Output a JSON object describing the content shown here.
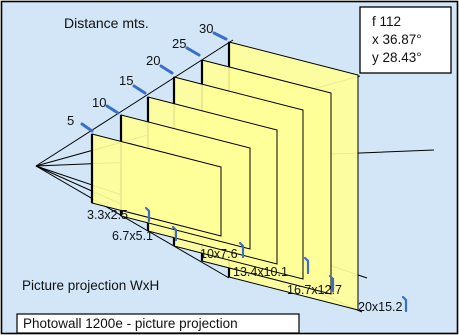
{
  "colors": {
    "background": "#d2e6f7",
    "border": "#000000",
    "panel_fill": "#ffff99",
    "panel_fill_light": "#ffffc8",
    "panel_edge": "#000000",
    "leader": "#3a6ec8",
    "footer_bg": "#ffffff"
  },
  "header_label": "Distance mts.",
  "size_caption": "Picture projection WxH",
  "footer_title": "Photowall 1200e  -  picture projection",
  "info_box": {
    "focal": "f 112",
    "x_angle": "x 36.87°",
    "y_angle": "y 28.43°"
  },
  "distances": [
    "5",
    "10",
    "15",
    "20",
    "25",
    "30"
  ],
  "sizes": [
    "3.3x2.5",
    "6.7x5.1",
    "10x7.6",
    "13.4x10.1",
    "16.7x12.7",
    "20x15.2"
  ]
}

_ _ _ _

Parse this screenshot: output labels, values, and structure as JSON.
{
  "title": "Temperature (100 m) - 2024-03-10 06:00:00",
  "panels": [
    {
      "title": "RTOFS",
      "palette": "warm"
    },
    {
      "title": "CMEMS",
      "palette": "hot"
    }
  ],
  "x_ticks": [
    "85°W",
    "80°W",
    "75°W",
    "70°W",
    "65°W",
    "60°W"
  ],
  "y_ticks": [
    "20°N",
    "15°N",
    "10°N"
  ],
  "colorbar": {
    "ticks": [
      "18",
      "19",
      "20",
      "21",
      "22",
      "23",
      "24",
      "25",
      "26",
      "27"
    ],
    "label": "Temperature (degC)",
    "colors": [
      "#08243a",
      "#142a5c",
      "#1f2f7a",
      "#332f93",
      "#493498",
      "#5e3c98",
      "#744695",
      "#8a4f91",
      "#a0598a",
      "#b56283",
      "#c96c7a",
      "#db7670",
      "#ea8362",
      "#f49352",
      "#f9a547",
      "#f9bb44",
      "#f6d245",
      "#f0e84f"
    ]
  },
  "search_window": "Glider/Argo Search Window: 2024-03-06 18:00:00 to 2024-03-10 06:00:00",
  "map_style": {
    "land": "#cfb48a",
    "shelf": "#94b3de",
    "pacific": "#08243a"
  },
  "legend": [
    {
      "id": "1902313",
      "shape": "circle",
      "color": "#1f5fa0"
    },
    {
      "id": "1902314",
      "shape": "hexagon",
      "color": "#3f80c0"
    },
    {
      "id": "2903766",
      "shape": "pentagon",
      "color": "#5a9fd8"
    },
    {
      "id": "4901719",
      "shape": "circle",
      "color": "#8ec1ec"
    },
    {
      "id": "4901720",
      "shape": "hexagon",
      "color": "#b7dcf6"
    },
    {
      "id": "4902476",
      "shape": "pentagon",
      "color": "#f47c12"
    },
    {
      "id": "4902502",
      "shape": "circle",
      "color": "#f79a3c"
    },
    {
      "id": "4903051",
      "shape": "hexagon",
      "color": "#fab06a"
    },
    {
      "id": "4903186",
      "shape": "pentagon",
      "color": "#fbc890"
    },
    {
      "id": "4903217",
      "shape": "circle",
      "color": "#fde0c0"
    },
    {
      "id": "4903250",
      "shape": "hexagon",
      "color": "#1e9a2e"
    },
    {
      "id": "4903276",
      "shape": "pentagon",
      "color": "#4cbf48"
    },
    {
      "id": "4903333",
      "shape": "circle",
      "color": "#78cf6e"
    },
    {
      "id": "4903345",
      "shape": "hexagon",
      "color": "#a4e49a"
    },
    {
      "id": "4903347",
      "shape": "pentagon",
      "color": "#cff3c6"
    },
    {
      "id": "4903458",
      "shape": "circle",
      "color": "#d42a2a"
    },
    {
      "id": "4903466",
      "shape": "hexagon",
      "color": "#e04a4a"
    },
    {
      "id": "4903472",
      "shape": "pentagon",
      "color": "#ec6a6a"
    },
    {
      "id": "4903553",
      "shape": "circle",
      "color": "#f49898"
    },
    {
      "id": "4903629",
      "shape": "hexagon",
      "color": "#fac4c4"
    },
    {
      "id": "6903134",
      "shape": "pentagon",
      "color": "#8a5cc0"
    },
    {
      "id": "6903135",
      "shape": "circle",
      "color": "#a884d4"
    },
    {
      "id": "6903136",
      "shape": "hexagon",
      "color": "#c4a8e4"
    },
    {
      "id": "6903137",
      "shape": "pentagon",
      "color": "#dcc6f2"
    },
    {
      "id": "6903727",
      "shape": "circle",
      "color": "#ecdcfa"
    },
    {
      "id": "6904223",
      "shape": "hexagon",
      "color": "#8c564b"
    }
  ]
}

_ _ _ _

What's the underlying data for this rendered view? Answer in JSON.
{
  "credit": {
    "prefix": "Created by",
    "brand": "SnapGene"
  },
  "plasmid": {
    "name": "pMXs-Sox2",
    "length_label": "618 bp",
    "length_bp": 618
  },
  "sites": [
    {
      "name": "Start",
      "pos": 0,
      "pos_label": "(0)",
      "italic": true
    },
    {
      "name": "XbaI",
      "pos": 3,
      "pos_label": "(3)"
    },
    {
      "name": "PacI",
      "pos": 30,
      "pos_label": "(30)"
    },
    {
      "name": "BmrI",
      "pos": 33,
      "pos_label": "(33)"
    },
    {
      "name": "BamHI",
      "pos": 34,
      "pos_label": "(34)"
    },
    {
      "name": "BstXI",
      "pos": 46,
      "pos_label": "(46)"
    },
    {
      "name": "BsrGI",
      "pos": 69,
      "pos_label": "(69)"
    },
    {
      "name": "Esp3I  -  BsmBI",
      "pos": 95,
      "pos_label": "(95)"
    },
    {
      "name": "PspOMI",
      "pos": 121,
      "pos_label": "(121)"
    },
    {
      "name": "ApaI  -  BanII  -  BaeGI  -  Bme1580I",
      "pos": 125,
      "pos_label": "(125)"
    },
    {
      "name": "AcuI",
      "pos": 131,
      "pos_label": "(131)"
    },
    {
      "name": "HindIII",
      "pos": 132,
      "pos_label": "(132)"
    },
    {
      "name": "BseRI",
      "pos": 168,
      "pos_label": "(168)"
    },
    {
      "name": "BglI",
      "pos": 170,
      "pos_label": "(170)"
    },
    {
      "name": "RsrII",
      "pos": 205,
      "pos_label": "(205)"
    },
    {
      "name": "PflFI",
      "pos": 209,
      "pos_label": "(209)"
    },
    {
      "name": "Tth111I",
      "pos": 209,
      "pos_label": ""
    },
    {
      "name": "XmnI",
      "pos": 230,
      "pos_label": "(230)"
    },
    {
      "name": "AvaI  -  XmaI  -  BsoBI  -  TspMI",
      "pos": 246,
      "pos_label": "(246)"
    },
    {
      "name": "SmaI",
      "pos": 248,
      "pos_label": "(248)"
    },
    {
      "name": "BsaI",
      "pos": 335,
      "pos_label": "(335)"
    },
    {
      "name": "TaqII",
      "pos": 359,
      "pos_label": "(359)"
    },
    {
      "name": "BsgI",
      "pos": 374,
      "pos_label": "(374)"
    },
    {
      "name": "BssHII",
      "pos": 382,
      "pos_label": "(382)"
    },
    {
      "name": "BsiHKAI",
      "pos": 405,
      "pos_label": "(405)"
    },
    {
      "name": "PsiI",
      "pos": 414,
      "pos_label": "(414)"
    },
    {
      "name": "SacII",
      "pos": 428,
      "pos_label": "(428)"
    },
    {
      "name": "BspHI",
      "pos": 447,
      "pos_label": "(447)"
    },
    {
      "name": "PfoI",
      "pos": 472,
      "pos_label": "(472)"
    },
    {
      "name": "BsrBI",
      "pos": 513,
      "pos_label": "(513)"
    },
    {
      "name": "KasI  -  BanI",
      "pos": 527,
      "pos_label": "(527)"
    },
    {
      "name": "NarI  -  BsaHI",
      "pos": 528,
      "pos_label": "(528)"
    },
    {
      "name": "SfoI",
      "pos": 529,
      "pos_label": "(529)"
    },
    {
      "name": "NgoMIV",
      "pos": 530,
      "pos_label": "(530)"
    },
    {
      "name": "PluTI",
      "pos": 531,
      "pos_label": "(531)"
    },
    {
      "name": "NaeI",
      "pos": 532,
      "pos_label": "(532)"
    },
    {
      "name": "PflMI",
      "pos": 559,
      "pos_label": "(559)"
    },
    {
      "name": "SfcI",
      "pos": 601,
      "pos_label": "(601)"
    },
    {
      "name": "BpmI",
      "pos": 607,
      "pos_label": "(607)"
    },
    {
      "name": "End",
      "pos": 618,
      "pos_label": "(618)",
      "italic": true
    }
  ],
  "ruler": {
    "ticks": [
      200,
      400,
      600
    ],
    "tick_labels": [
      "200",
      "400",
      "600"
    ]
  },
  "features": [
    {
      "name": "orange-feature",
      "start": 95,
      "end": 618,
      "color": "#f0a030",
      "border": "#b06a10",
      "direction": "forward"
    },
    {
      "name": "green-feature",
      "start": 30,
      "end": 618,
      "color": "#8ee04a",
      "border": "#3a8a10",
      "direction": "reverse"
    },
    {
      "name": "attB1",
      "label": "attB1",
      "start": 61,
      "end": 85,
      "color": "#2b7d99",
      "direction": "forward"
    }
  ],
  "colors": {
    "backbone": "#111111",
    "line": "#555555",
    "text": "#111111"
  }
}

_ _ _ _

#### Problem to solve
From the material, report only how many lines include the word "Temperature".

#### Correct output
2